▸ TEXTO PROPORCIONADO:
Alejandro Fernández culpa a Sánchez del estado de Rodalies

El colapso de las infraestructuras: Una crisis de ejecución más que de presupuesto

La situación de la red de Rodalies en Cataluña no es solo un problema de falta de fondos sobre el papel, sino de una incapacidad crónica para transformar los presupuestos en realidades tangibles. Según ha denunciado Alejandro Fernández, presidente del Partido Popular catalán, el foco no debe ponerse únicamente en lo que se promete, sino en lo que realmente se construye. El líder popular ha puesto sobre la mesa datos preocupantes: la ejecución global de los Presupuestos Generales del Estado en territorio catalán apenas ha alcanzado el 24% en periodos recientes.

Este fenómeno de «parálisis administrativa» no es exclusivo del Gobierno central. Fernández subraya que la Generalitat de Cataluña padece una dolencia similar, con niveles de ejecución presupuestaria que apenas rozan el 20%. Esta coincidencia en la ineficiencia sugiere que existe una tradición institucional de incumplimiento que trasciende los colores políticos, afectando directamente a la movilidad diaria de miles de ciudadanos que dependen del sistema ferroviario.

El fin de la herencia recibida: La responsabilidad actual de Pedro Sánchez

Frente a los intentos de vincular el estado actual de las vías con la gestión de hace casi una década, el líder del PP catalán es tajante: la responsabilidad de las inversiones actuales recae directamente sobre Pedro Sánchez y sus socios estratégicos, en clara referencia a ERC y Junts. Para Fernández, el argumento de la «herencia recibida» de la época de Mariano Rajoy ya no tiene validez tras años de gestión socialista.

  • Crítica a la falta de inversión real ejecutada por el Ministerio de Transportes.
  • Señalamiento a los socios parlamentarios del Gobierno como corresponsables de la situación.
  • Reconocimiento de que, si bien el pasado del PP tuvo sombras en ejecución, el castigo electoral ya se produjo y ahora toca rendir cuentas al presente.

▸ SU TAREA:
Extraiga literalmente el fragmento del artículo sobre Rodalies que comienza en "Frente a los" y termina en "cuentas al presente.". El listado que sigue al texto no es necesario para ninguna de las tareas.

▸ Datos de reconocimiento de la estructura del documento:
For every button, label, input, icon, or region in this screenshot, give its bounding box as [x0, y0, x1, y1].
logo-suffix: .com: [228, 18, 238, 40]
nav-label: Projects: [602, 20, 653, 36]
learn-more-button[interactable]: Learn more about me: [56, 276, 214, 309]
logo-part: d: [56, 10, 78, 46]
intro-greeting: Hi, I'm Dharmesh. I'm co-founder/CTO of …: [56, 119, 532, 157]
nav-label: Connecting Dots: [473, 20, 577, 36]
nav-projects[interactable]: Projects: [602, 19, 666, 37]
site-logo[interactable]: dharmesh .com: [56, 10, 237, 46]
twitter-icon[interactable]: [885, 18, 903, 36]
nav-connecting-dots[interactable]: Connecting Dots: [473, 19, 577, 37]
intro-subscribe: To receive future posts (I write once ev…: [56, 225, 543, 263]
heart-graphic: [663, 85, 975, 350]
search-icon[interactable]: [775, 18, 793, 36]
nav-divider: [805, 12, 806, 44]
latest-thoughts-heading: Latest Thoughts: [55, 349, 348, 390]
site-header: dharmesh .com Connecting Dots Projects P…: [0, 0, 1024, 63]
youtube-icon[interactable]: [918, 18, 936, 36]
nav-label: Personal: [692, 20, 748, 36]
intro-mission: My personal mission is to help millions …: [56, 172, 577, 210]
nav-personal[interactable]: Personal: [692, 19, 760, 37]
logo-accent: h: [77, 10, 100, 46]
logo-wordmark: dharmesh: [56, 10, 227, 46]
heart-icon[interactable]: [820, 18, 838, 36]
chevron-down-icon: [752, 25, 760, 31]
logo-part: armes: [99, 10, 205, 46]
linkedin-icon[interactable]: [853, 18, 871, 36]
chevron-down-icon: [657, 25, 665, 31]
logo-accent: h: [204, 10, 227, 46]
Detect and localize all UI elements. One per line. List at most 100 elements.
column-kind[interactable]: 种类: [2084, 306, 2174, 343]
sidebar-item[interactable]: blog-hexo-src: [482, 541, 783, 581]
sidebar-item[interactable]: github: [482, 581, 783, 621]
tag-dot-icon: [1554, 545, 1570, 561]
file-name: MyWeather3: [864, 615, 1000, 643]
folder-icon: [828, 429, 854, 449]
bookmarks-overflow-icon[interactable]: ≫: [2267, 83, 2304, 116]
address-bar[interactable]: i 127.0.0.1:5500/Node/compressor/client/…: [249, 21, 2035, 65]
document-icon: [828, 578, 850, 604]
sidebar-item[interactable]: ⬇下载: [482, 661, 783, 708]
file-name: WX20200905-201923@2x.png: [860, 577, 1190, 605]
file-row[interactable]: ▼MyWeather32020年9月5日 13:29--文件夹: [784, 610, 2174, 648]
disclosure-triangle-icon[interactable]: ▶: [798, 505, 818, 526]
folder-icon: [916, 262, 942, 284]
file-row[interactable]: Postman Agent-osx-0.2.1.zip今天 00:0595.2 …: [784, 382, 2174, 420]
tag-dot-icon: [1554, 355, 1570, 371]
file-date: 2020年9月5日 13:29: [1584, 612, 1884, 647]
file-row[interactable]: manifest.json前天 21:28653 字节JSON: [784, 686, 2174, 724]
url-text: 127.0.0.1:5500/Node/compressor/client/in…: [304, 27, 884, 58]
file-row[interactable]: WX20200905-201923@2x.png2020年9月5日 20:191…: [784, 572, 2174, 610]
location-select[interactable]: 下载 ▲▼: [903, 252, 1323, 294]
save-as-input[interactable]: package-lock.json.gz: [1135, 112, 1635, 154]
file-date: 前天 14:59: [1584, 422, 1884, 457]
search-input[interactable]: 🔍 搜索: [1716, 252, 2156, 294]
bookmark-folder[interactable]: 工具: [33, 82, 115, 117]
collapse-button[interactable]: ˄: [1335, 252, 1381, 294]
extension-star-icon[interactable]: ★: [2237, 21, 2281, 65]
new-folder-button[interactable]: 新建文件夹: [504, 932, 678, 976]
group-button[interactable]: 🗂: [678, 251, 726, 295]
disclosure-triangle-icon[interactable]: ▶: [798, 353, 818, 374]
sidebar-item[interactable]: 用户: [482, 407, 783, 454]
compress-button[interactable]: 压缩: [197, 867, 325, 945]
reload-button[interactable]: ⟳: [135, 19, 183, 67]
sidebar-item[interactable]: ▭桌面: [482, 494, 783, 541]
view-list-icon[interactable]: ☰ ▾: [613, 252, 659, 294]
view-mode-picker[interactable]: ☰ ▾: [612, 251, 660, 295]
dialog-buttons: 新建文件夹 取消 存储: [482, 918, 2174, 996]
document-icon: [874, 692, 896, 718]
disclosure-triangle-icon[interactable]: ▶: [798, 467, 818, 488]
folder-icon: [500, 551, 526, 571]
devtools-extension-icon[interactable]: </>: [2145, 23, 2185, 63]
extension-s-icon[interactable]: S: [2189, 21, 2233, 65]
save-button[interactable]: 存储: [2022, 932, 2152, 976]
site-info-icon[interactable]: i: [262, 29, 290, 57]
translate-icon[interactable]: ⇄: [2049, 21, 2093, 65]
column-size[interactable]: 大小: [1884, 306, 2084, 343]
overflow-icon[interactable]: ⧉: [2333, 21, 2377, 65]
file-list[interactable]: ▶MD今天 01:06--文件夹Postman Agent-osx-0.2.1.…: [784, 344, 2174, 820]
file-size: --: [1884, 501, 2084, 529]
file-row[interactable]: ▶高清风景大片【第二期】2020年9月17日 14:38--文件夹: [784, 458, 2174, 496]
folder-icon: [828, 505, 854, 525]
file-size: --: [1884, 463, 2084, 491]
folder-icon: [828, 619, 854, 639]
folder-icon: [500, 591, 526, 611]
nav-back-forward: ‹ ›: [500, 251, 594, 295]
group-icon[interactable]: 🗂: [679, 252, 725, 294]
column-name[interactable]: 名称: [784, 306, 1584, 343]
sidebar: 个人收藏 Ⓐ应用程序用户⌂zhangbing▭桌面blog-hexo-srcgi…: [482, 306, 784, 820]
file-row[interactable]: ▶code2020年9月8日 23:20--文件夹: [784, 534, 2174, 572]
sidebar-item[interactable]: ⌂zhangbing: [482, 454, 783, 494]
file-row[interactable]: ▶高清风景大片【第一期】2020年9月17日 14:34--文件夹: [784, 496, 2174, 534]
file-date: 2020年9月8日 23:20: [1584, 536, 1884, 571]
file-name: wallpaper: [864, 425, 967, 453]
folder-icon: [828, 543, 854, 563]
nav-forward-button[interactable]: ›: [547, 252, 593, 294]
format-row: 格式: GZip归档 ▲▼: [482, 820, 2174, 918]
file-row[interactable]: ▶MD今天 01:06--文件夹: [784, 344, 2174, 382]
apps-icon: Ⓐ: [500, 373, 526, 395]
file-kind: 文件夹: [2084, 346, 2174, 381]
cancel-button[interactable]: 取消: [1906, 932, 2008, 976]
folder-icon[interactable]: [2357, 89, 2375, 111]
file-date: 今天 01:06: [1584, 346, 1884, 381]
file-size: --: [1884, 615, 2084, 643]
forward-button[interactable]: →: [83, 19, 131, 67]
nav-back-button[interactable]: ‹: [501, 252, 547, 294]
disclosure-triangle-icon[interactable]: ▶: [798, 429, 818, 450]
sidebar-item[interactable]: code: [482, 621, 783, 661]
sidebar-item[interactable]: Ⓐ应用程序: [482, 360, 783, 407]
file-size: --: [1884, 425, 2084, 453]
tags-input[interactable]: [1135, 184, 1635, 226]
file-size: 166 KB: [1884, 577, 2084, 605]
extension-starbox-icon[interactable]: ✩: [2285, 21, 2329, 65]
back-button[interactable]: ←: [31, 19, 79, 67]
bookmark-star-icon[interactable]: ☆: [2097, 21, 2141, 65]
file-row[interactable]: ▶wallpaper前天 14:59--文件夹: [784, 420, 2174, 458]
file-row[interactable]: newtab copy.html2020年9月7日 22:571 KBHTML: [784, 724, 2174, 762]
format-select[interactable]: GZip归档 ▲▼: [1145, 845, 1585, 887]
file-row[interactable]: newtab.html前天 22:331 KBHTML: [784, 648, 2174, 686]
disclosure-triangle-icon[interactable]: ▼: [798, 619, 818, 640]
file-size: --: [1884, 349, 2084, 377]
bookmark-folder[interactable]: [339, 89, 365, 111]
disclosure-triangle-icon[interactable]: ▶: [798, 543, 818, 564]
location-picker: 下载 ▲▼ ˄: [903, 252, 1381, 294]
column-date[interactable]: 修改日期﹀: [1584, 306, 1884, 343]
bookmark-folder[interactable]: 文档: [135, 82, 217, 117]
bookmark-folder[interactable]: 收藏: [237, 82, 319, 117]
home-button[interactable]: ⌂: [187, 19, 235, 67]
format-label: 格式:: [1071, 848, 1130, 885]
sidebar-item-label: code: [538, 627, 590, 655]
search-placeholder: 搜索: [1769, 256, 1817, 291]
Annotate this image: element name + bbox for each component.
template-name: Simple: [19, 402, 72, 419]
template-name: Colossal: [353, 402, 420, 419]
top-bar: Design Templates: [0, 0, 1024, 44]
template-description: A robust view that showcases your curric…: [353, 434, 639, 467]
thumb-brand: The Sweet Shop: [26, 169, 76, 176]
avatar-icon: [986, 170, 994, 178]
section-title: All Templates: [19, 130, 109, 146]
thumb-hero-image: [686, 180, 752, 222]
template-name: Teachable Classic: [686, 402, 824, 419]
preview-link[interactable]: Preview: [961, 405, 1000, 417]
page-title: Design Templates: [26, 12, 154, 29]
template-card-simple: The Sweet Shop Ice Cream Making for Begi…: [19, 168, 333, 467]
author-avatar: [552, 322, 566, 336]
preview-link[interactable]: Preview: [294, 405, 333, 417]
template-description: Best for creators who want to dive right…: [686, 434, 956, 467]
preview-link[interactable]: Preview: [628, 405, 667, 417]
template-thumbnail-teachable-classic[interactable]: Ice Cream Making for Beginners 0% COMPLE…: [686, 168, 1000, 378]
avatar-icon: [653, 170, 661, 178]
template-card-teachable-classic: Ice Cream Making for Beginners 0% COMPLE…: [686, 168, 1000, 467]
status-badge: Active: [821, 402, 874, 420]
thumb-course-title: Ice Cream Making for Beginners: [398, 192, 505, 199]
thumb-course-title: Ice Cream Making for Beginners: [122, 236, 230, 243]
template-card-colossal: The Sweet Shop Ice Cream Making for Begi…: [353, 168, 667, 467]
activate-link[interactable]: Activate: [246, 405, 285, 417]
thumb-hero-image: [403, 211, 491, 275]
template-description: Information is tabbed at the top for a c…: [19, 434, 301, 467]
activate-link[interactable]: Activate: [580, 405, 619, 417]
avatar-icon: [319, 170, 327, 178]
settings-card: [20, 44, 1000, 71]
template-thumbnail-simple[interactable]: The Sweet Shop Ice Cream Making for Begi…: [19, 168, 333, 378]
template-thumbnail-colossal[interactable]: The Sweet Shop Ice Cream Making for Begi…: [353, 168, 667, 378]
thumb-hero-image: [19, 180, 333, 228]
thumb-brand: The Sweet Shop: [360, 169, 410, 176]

▸ RESPUESTA:
Frente a los intentos de vincular el estado actual de las vías con la gestión de hace casi una década, el líder del PP catalán es tajante: la responsabilidad de las inversiones actuales recae directamente sobre Pedro Sánchez y sus socios estratégicos, en clara referencia a ERC y Junts. Para Fernández, el argumento de la «herencia recibida» de la época de Mariano Rajoy ya no tiene validez tras años de gestión socialista.

  • Crítica a la falta de inversión real ejecutada por el Ministerio de Transportes.
  • Señalamiento a los socios parlamentarios del Gobierno como corresponsables de la situación.
  • Reconocimiento de que, si bien el pasado del PP tuvo sombras en ejecución, el castigo electoral ya se produjo y ahora toca rendir cuentas al presente.